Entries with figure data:
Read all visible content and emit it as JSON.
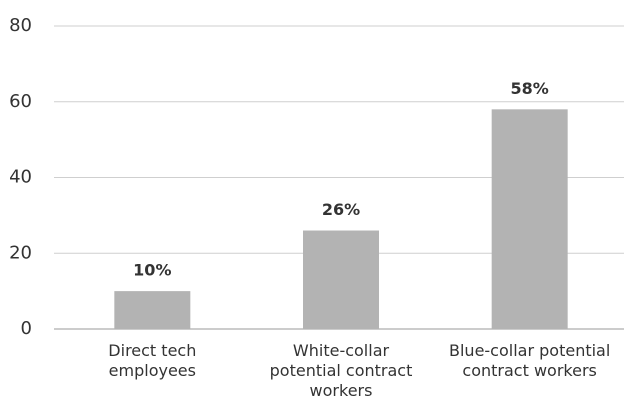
{
  "chart_data": {
    "type": "bar",
    "categories": [
      "Direct tech employees",
      "White-collar potential contract workers",
      "Blue-collar potential contract workers"
    ],
    "values": [
      10,
      26,
      58
    ],
    "value_labels": [
      "10%",
      "26%",
      "58%"
    ],
    "color": "#b3b3b3",
    "ylim": [
      0,
      80
    ],
    "yticks": [
      0,
      20,
      40,
      60,
      80
    ],
    "grid": true
  }
}
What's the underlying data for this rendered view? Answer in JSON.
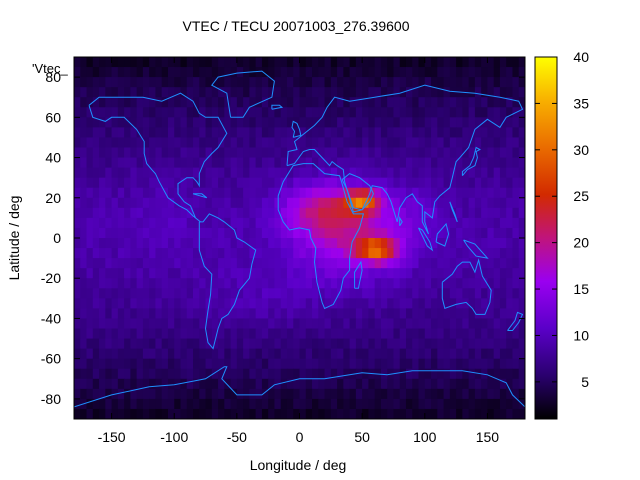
{
  "chart_data": {
    "type": "heatmap",
    "title": "VTEC / TECU 20071003_276.39600",
    "xlabel": "Longitude / deg",
    "ylabel": "Latitude / deg",
    "key_label": "'Vtec_",
    "xlim": [
      -180,
      180
    ],
    "ylim": [
      -90,
      90
    ],
    "x_ticks": [
      -150,
      -100,
      -50,
      0,
      50,
      100,
      150
    ],
    "y_ticks": [
      -80,
      -60,
      -40,
      -20,
      0,
      20,
      40,
      60,
      80
    ],
    "colorbar": {
      "min": 1,
      "max": 40,
      "ticks": [
        5,
        10,
        15,
        20,
        25,
        30,
        35,
        40
      ]
    },
    "background_level": 9,
    "hotspots": [
      {
        "lon": 50,
        "lat": 18,
        "peak": 38,
        "sx": 14,
        "sy": 6
      },
      {
        "lon": 62,
        "lat": -6,
        "peak": 39,
        "sx": 16,
        "sy": 6
      },
      {
        "lon": 40,
        "lat": 4,
        "peak": 26,
        "sx": 45,
        "sy": 22
      },
      {
        "lon": 15,
        "lat": 15,
        "peak": 22,
        "sx": 30,
        "sy": 12
      },
      {
        "lon": 95,
        "lat": 12,
        "peak": 12,
        "sx": 20,
        "sy": 12
      }
    ],
    "coastlines": [
      {
        "name": "north-america",
        "points": [
          [
            -168,
            66
          ],
          [
            -160,
            70
          ],
          [
            -140,
            70
          ],
          [
            -125,
            70
          ],
          [
            -110,
            68
          ],
          [
            -95,
            72
          ],
          [
            -85,
            68
          ],
          [
            -80,
            62
          ],
          [
            -75,
            60
          ],
          [
            -65,
            60
          ],
          [
            -58,
            52
          ],
          [
            -65,
            45
          ],
          [
            -70,
            42
          ],
          [
            -76,
            38
          ],
          [
            -80,
            32
          ],
          [
            -80,
            26
          ],
          [
            -82,
            28
          ],
          [
            -85,
            30
          ],
          [
            -90,
            30
          ],
          [
            -97,
            27
          ],
          [
            -97,
            22
          ],
          [
            -92,
            18
          ],
          [
            -87,
            16
          ],
          [
            -83,
            10
          ],
          [
            -79,
            8
          ],
          [
            -85,
            11
          ],
          [
            -90,
            14
          ],
          [
            -96,
            16
          ],
          [
            -105,
            20
          ],
          [
            -112,
            28
          ],
          [
            -115,
            32
          ],
          [
            -118,
            34
          ],
          [
            -122,
            37
          ],
          [
            -124,
            42
          ],
          [
            -124,
            48
          ],
          [
            -130,
            54
          ],
          [
            -140,
            60
          ],
          [
            -150,
            60
          ],
          [
            -155,
            58
          ],
          [
            -165,
            60
          ],
          [
            -168,
            66
          ]
        ]
      },
      {
        "name": "south-america",
        "points": [
          [
            -80,
            8
          ],
          [
            -77,
            8
          ],
          [
            -72,
            12
          ],
          [
            -65,
            10
          ],
          [
            -60,
            8
          ],
          [
            -52,
            4
          ],
          [
            -50,
            0
          ],
          [
            -44,
            -2
          ],
          [
            -35,
            -6
          ],
          [
            -38,
            -13
          ],
          [
            -40,
            -20
          ],
          [
            -44,
            -23
          ],
          [
            -48,
            -26
          ],
          [
            -52,
            -33
          ],
          [
            -57,
            -38
          ],
          [
            -62,
            -40
          ],
          [
            -65,
            -45
          ],
          [
            -67,
            -50
          ],
          [
            -69,
            -55
          ],
          [
            -73,
            -52
          ],
          [
            -75,
            -45
          ],
          [
            -73,
            -36
          ],
          [
            -71,
            -28
          ],
          [
            -70,
            -18
          ],
          [
            -76,
            -14
          ],
          [
            -80,
            -6
          ],
          [
            -80,
            0
          ],
          [
            -80,
            8
          ]
        ]
      },
      {
        "name": "africa",
        "points": [
          [
            -17,
            21
          ],
          [
            -13,
            28
          ],
          [
            -9,
            32
          ],
          [
            -5,
            36
          ],
          [
            3,
            37
          ],
          [
            11,
            37
          ],
          [
            20,
            32
          ],
          [
            32,
            31
          ],
          [
            34,
            27
          ],
          [
            38,
            18
          ],
          [
            43,
            12
          ],
          [
            51,
            12
          ],
          [
            48,
            5
          ],
          [
            42,
            -2
          ],
          [
            40,
            -10
          ],
          [
            40,
            -16
          ],
          [
            35,
            -20
          ],
          [
            33,
            -26
          ],
          [
            27,
            -33
          ],
          [
            20,
            -35
          ],
          [
            18,
            -32
          ],
          [
            14,
            -22
          ],
          [
            12,
            -12
          ],
          [
            13,
            -5
          ],
          [
            9,
            0
          ],
          [
            8,
            4
          ],
          [
            0,
            5
          ],
          [
            -8,
            4
          ],
          [
            -13,
            8
          ],
          [
            -17,
            14
          ],
          [
            -17,
            21
          ]
        ]
      },
      {
        "name": "eurasia",
        "points": [
          [
            -10,
            36
          ],
          [
            -9,
            43
          ],
          [
            -2,
            44
          ],
          [
            -4,
            48
          ],
          [
            2,
            51
          ],
          [
            8,
            54
          ],
          [
            12,
            56
          ],
          [
            18,
            60
          ],
          [
            22,
            65
          ],
          [
            28,
            70
          ],
          [
            40,
            68
          ],
          [
            60,
            70
          ],
          [
            80,
            72
          ],
          [
            100,
            76
          ],
          [
            120,
            73
          ],
          [
            140,
            72
          ],
          [
            160,
            70
          ],
          [
            175,
            68
          ],
          [
            178,
            64
          ],
          [
            165,
            60
          ],
          [
            160,
            55
          ],
          [
            150,
            59
          ],
          [
            140,
            54
          ],
          [
            135,
            45
          ],
          [
            128,
            40
          ],
          [
            125,
            38
          ],
          [
            122,
            30
          ],
          [
            120,
            25
          ],
          [
            112,
            21
          ],
          [
            108,
            18
          ],
          [
            106,
            10
          ],
          [
            100,
            13
          ],
          [
            100,
            8
          ],
          [
            103,
            2
          ],
          [
            98,
            8
          ],
          [
            98,
            16
          ],
          [
            94,
            18
          ],
          [
            90,
            22
          ],
          [
            85,
            20
          ],
          [
            80,
            15
          ],
          [
            78,
            8
          ],
          [
            73,
            18
          ],
          [
            70,
            22
          ],
          [
            66,
            25
          ],
          [
            58,
            26
          ],
          [
            56,
            22
          ],
          [
            50,
            14
          ],
          [
            43,
            13
          ],
          [
            36,
            28
          ],
          [
            35,
            34
          ],
          [
            30,
            36
          ],
          [
            26,
            38
          ],
          [
            24,
            36
          ],
          [
            18,
            40
          ],
          [
            12,
            44
          ],
          [
            8,
            44
          ],
          [
            3,
            43
          ],
          [
            -4,
            37
          ],
          [
            -10,
            36
          ]
        ]
      },
      {
        "name": "arabia",
        "points": [
          [
            34,
            29
          ],
          [
            38,
            24
          ],
          [
            43,
            15
          ],
          [
            50,
            14
          ],
          [
            56,
            18
          ],
          [
            59,
            22
          ],
          [
            56,
            26
          ],
          [
            50,
            29
          ],
          [
            48,
            30
          ],
          [
            40,
            32
          ],
          [
            34,
            29
          ]
        ]
      },
      {
        "name": "australia",
        "points": [
          [
            114,
            -22
          ],
          [
            114,
            -30
          ],
          [
            116,
            -35
          ],
          [
            125,
            -33
          ],
          [
            133,
            -32
          ],
          [
            138,
            -35
          ],
          [
            141,
            -38
          ],
          [
            148,
            -38
          ],
          [
            152,
            -32
          ],
          [
            153,
            -26
          ],
          [
            146,
            -19
          ],
          [
            143,
            -11
          ],
          [
            140,
            -17
          ],
          [
            136,
            -12
          ],
          [
            130,
            -12
          ],
          [
            126,
            -14
          ],
          [
            122,
            -18
          ],
          [
            114,
            -22
          ]
        ]
      },
      {
        "name": "greenland",
        "points": [
          [
            -55,
            60
          ],
          [
            -45,
            60
          ],
          [
            -40,
            65
          ],
          [
            -22,
            70
          ],
          [
            -20,
            78
          ],
          [
            -30,
            83
          ],
          [
            -50,
            82
          ],
          [
            -65,
            80
          ],
          [
            -70,
            76
          ],
          [
            -58,
            72
          ],
          [
            -55,
            60
          ]
        ]
      },
      {
        "name": "madagascar",
        "points": [
          [
            44,
            -25
          ],
          [
            47,
            -25
          ],
          [
            50,
            -16
          ],
          [
            49,
            -12
          ],
          [
            44,
            -17
          ],
          [
            44,
            -25
          ]
        ]
      },
      {
        "name": "uk",
        "points": [
          [
            -5,
            50
          ],
          [
            1,
            51
          ],
          [
            0,
            54
          ],
          [
            -2,
            57
          ],
          [
            -5,
            58
          ],
          [
            -6,
            55
          ],
          [
            -4,
            53
          ],
          [
            -5,
            50
          ]
        ]
      },
      {
        "name": "japan",
        "points": [
          [
            130,
            31
          ],
          [
            134,
            34
          ],
          [
            140,
            36
          ],
          [
            142,
            40
          ],
          [
            141,
            43
          ],
          [
            144,
            44
          ],
          [
            141,
            45
          ],
          [
            139,
            40
          ],
          [
            136,
            36
          ],
          [
            130,
            33
          ],
          [
            130,
            31
          ]
        ]
      },
      {
        "name": "new-zealand",
        "points": [
          [
            166,
            -46
          ],
          [
            172,
            -41
          ],
          [
            174,
            -37
          ],
          [
            178,
            -38
          ],
          [
            175,
            -42
          ],
          [
            170,
            -46
          ],
          [
            166,
            -46
          ]
        ]
      },
      {
        "name": "borneo",
        "points": [
          [
            109,
            -2
          ],
          [
            110,
            2
          ],
          [
            117,
            7
          ],
          [
            119,
            2
          ],
          [
            116,
            -4
          ],
          [
            109,
            -2
          ]
        ]
      },
      {
        "name": "sumatra",
        "points": [
          [
            95,
            5
          ],
          [
            98,
            4
          ],
          [
            104,
            -2
          ],
          [
            106,
            -6
          ],
          [
            102,
            -4
          ],
          [
            95,
            5
          ]
        ]
      },
      {
        "name": "new-guinea",
        "points": [
          [
            131,
            -1
          ],
          [
            140,
            -3
          ],
          [
            150,
            -10
          ],
          [
            141,
            -9
          ],
          [
            134,
            -4
          ],
          [
            131,
            -1
          ]
        ]
      },
      {
        "name": "antarctica",
        "points": [
          [
            -180,
            -84
          ],
          [
            -150,
            -78
          ],
          [
            -120,
            -74
          ],
          [
            -100,
            -73
          ],
          [
            -75,
            -70
          ],
          [
            -60,
            -64
          ],
          [
            -58,
            -64
          ],
          [
            -62,
            -70
          ],
          [
            -50,
            -78
          ],
          [
            -30,
            -78
          ],
          [
            -20,
            -73
          ],
          [
            0,
            -70
          ],
          [
            20,
            -70
          ],
          [
            50,
            -67
          ],
          [
            70,
            -68
          ],
          [
            90,
            -66
          ],
          [
            110,
            -66
          ],
          [
            130,
            -66
          ],
          [
            150,
            -68
          ],
          [
            165,
            -72
          ],
          [
            170,
            -78
          ],
          [
            180,
            -84
          ]
        ]
      },
      {
        "name": "iceland",
        "points": [
          [
            -22,
            64
          ],
          [
            -14,
            65
          ],
          [
            -16,
            66
          ],
          [
            -22,
            66
          ],
          [
            -22,
            64
          ]
        ]
      },
      {
        "name": "cuba",
        "points": [
          [
            -85,
            22
          ],
          [
            -74,
            20
          ],
          [
            -78,
            22
          ],
          [
            -85,
            22
          ]
        ]
      },
      {
        "name": "sri-lanka",
        "points": [
          [
            80,
            6
          ],
          [
            82,
            8
          ],
          [
            80,
            10
          ],
          [
            80,
            6
          ]
        ]
      },
      {
        "name": "philippines",
        "points": [
          [
            120,
            18
          ],
          [
            122,
            14
          ],
          [
            126,
            8
          ],
          [
            124,
            12
          ],
          [
            120,
            18
          ]
        ]
      }
    ]
  }
}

**Challenge:**
In the lines above, locate the string "peak". Copy every line where it occurs.

**Final result:**
        "peak": 38,
        "peak": 39,
        "peak": 26,
        "peak": 22,
        "peak": 12,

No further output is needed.